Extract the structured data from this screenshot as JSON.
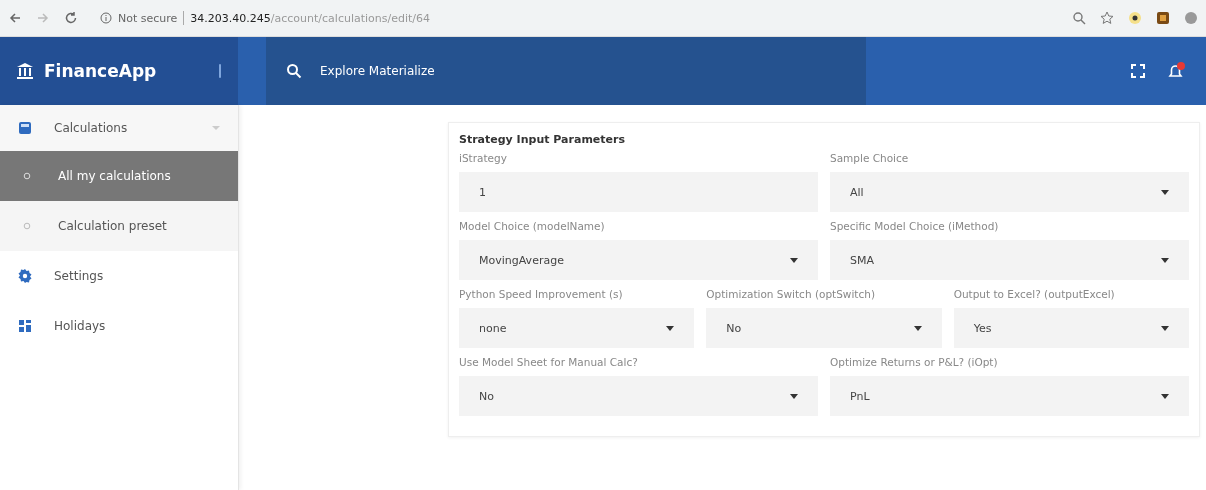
{
  "browser": {
    "security": "Not secure",
    "url_host": "34.203.40.245",
    "url_path": "/account/calculations/edit/64"
  },
  "app": {
    "brand": "FinanceApp",
    "search_placeholder": "Explore Materialize"
  },
  "sidebar": {
    "items": [
      {
        "label": "Calculations",
        "kind": "calc",
        "expanded": true,
        "selected": false,
        "children": [
          {
            "label": "All my calculations",
            "selected": true
          },
          {
            "label": "Calculation preset",
            "selected": false
          }
        ]
      },
      {
        "label": "Settings",
        "kind": "gear",
        "selected": false
      },
      {
        "label": "Holidays",
        "kind": "grid",
        "selected": false
      }
    ]
  },
  "form": {
    "title": "Strategy Input Parameters",
    "rows": [
      [
        {
          "label": "iStrategy",
          "kind": "text",
          "value": "1"
        },
        {
          "label": "Sample Choice",
          "kind": "select",
          "value": "All"
        }
      ],
      [
        {
          "label": "Model Choice (modelName)",
          "kind": "select",
          "value": "MovingAverage"
        },
        {
          "label": "Specific Model Choice (iMethod)",
          "kind": "select",
          "value": "SMA"
        }
      ],
      [
        {
          "label": "Python Speed Improvement (s)",
          "kind": "select",
          "value": "none"
        },
        {
          "label": "Optimization Switch (optSwitch)",
          "kind": "select",
          "value": "No"
        },
        {
          "label": "Output to Excel? (outputExcel)",
          "kind": "select",
          "value": "Yes"
        }
      ],
      [
        {
          "label": "Use Model Sheet for Manual Calc?",
          "kind": "select",
          "value": "No"
        },
        {
          "label": "Optimize Returns or P&L? (iOpt)",
          "kind": "select",
          "value": "PnL"
        }
      ]
    ]
  }
}
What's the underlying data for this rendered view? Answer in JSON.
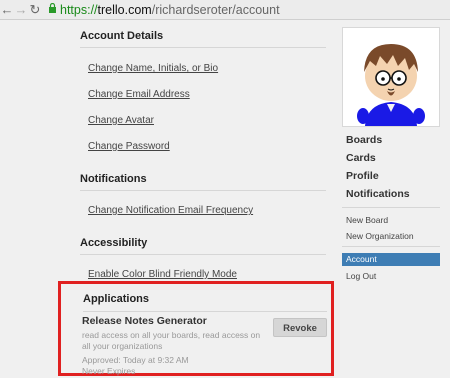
{
  "browser": {
    "url_scheme": "https://",
    "url_host": "trello.com",
    "url_path": "/richardseroter/account",
    "back_icon": "arrow-left-icon",
    "forward_icon": "arrow-right-icon",
    "reload_icon": "reload-icon",
    "lock_icon": "lock-icon"
  },
  "account_details": {
    "heading": "Account Details",
    "links": [
      "Change Name, Initials, or Bio",
      "Change Email Address",
      "Change Avatar",
      "Change Password"
    ]
  },
  "notifications": {
    "heading": "Notifications",
    "links": [
      "Change Notification Email Frequency"
    ]
  },
  "accessibility": {
    "heading": "Accessibility",
    "links": [
      "Enable Color Blind Friendly Mode"
    ]
  },
  "applications": {
    "heading": "Applications",
    "app_name": "Release Notes Generator",
    "description": "read access on all your boards, read access on all your organizations",
    "approved": "Approved: Today at 9:32 AM",
    "expires": "Never Expires",
    "revoke_label": "Revoke",
    "highlight_color": "#e02020"
  },
  "sidebar": {
    "main_items": [
      "Boards",
      "Cards",
      "Profile",
      "Notifications"
    ],
    "create_items": [
      "New Board",
      "New Organization"
    ],
    "active_item": "Account",
    "logout": "Log Out",
    "active_color": "#3e7db4"
  }
}
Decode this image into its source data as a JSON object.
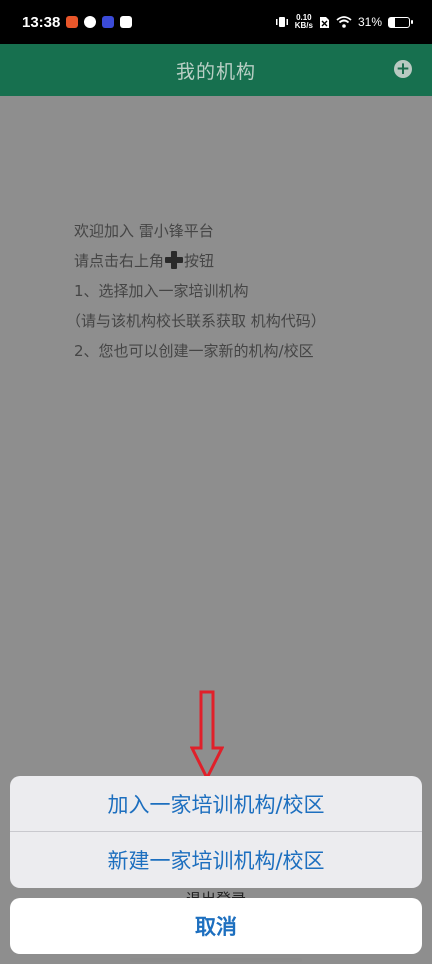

· · · · ·

Output every entry word for word, but omit the pictures.

Output for this task:
Extract the structured data from this screenshot as JSON.
{
  "browser": {
    "security": "Not secure",
    "url_host": "34.203.40.245",
    "url_path": "/account/calculations/edit/64"
  },
  "app": {
    "brand": "FinanceApp",
    "search_placeholder": "Explore Materialize"
  },
  "sidebar": {
    "items": [
      {
        "label": "Calculations",
        "kind": "calc",
        "expanded": true,
        "selected": false,
        "children": [
          {
            "label": "All my calculations",
            "selected": true
          },
          {
            "label": "Calculation preset",
            "selected": false
          }
        ]
      },
      {
        "label": "Settings",
        "kind": "gear",
        "selected": false
      },
      {
        "label": "Holidays",
        "kind": "grid",
        "selected": false
      }
    ]
  },
  "form": {
    "title": "Strategy Input Parameters",
    "rows": [
      [
        {
          "label": "iStrategy",
          "kind": "text",
          "value": "1"
        },
        {
          "label": "Sample Choice",
          "kind": "select",
          "value": "All"
        }
      ],
      [
        {
          "label": "Model Choice (modelName)",
          "kind": "select",
          "value": "MovingAverage"
        },
        {
          "label": "Specific Model Choice (iMethod)",
          "kind": "select",
          "value": "SMA"
        }
      ],
      [
        {
          "label": "Python Speed Improvement (s)",
          "kind": "select",
          "value": "none"
        },
        {
          "label": "Optimization Switch (optSwitch)",
          "kind": "select",
          "value": "No"
        },
        {
          "label": "Output to Excel? (outputExcel)",
          "kind": "select",
          "value": "Yes"
        }
      ],
      [
        {
          "label": "Use Model Sheet for Manual Calc?",
          "kind": "select",
          "value": "No"
        },
        {
          "label": "Optimize Returns or P&L? (iOpt)",
          "kind": "select",
          "value": "PnL"
        }
      ]
    ]
  }
}
What's the underlying data for this rendered view? Answer in JSON.
{
  "browser": {
    "url_scheme": "https://",
    "url_host": "trello.com",
    "url_path": "/richardseroter/account",
    "back_icon": "arrow-left-icon",
    "forward_icon": "arrow-right-icon",
    "reload_icon": "reload-icon",
    "lock_icon": "lock-icon"
  },
  "account_details": {
    "heading": "Account Details",
    "links": [
      "Change Name, Initials, or Bio",
      "Change Email Address",
      "Change Avatar",
      "Change Password"
    ]
  },
  "notifications": {
    "heading": "Notifications",
    "links": [
      "Change Notification Email Frequency"
    ]
  },
  "accessibility": {
    "heading": "Accessibility",
    "links": [
      "Enable Color Blind Friendly Mode"
    ]
  },
  "applications": {
    "heading": "Applications",
    "app_name": "Release Notes Generator",
    "description": "read access on all your boards, read access on all your organizations",
    "approved": "Approved: Today at 9:32 AM",
    "expires": "Never Expires",
    "revoke_label": "Revoke",
    "highlight_color": "#e02020"
  },
  "sidebar": {
    "main_items": [
      "Boards",
      "Cards",
      "Profile",
      "Notifications"
    ],
    "create_items": [
      "New Board",
      "New Organization"
    ],
    "active_item": "Account",
    "logout": "Log Out",
    "active_color": "#3e7db4"
  }
}
Decode this image into its source data as a JSON object.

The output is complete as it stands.